Exercise prompt: Only the number is needed: how many lines of the records include "projects"?

(Collected data entries)

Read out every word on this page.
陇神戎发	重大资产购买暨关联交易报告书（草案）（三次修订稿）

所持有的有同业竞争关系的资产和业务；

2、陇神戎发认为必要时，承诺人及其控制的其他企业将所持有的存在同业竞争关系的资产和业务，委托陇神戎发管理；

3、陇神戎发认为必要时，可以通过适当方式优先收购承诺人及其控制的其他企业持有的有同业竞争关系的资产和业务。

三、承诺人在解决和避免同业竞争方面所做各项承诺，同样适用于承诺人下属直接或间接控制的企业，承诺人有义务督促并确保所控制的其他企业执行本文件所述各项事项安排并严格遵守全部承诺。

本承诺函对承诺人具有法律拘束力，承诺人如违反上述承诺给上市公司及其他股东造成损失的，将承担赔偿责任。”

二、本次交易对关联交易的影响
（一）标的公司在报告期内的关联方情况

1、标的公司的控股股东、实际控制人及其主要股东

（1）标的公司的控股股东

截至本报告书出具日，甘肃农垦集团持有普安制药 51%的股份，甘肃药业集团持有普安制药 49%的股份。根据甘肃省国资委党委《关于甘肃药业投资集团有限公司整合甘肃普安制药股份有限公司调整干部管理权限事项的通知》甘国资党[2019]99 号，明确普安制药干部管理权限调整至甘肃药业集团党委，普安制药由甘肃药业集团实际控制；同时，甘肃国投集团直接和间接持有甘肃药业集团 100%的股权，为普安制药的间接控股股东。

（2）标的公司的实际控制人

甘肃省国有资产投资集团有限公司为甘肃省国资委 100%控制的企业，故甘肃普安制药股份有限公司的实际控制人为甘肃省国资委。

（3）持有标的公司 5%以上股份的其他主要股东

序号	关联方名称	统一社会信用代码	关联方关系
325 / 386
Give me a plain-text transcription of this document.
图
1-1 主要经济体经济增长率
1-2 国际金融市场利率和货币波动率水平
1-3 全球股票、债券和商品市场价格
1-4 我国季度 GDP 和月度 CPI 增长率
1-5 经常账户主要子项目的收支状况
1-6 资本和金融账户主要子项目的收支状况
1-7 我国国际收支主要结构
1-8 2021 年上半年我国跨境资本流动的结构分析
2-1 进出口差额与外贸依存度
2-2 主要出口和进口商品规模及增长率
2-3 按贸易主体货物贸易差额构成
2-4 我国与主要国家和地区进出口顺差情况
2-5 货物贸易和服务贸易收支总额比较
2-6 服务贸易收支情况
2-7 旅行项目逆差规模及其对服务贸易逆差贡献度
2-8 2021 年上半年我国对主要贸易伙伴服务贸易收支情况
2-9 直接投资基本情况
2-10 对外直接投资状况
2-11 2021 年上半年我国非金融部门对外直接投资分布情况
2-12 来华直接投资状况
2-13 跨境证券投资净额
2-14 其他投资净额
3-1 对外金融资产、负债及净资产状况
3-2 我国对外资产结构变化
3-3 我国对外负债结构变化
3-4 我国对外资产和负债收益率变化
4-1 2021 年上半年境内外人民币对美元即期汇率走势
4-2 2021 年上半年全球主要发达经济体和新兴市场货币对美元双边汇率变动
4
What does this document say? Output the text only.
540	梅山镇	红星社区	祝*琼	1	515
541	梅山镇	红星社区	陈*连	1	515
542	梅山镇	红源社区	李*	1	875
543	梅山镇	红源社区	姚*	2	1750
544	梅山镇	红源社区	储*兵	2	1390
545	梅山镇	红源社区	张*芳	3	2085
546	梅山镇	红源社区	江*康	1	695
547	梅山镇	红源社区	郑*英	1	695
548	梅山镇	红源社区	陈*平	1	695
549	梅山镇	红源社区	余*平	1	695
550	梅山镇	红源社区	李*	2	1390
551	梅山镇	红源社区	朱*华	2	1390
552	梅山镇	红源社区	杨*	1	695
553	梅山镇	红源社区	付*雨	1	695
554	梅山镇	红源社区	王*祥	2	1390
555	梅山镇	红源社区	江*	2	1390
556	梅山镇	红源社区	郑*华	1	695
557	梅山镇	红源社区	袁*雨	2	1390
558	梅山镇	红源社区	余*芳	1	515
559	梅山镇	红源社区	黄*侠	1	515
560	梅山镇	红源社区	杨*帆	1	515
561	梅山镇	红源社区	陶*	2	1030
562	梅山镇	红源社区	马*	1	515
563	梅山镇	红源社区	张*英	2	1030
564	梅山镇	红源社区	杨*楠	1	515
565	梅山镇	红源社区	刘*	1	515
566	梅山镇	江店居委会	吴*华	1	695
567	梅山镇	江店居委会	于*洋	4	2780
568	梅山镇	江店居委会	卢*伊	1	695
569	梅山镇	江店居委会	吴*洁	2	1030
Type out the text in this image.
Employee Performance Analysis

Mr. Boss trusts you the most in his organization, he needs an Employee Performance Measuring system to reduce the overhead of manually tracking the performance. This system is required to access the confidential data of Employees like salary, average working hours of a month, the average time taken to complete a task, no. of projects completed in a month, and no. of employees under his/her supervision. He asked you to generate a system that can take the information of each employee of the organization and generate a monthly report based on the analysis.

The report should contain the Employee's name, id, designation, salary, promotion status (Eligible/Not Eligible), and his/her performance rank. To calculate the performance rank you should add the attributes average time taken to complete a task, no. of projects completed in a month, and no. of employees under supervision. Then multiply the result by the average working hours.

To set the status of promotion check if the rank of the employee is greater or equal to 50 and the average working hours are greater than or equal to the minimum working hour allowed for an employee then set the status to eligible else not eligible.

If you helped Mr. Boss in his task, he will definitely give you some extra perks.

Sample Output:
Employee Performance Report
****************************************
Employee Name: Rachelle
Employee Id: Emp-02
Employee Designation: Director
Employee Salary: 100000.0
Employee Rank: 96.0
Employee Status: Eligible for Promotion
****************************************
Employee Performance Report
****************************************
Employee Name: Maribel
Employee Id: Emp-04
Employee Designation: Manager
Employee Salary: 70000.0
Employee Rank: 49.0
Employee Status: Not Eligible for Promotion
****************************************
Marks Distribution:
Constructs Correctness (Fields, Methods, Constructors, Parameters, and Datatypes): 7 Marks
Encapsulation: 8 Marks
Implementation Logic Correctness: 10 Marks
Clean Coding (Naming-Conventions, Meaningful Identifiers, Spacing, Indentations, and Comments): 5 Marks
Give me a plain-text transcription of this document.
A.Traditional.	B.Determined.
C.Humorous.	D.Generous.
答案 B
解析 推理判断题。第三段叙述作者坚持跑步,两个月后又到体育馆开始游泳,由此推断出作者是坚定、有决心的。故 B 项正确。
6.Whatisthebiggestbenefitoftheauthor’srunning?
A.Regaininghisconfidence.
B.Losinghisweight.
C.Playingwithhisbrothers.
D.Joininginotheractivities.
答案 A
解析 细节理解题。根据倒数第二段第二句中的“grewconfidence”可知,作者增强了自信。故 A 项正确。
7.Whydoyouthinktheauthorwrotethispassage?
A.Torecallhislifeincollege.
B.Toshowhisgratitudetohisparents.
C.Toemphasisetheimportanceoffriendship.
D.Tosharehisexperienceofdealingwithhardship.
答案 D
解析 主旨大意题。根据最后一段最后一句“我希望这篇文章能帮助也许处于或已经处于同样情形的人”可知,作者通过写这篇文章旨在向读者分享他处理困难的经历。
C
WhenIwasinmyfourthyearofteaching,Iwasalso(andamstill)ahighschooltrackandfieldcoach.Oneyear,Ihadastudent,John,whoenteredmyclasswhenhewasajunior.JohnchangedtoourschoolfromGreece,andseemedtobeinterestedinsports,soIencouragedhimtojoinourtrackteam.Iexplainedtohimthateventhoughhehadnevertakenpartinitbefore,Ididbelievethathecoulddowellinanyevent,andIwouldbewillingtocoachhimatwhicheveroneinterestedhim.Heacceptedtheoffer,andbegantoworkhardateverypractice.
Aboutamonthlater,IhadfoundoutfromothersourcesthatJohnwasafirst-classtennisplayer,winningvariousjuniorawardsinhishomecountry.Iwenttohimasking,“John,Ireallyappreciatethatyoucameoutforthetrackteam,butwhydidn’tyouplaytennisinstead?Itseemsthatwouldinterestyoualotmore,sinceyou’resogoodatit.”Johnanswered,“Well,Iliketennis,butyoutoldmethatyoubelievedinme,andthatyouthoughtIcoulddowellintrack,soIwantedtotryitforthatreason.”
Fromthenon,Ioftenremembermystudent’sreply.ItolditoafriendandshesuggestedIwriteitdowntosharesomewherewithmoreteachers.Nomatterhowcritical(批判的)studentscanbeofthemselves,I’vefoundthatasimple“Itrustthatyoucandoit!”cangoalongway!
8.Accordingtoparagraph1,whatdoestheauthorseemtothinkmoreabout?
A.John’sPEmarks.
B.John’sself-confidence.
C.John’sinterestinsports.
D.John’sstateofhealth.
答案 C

Exercise solution: 2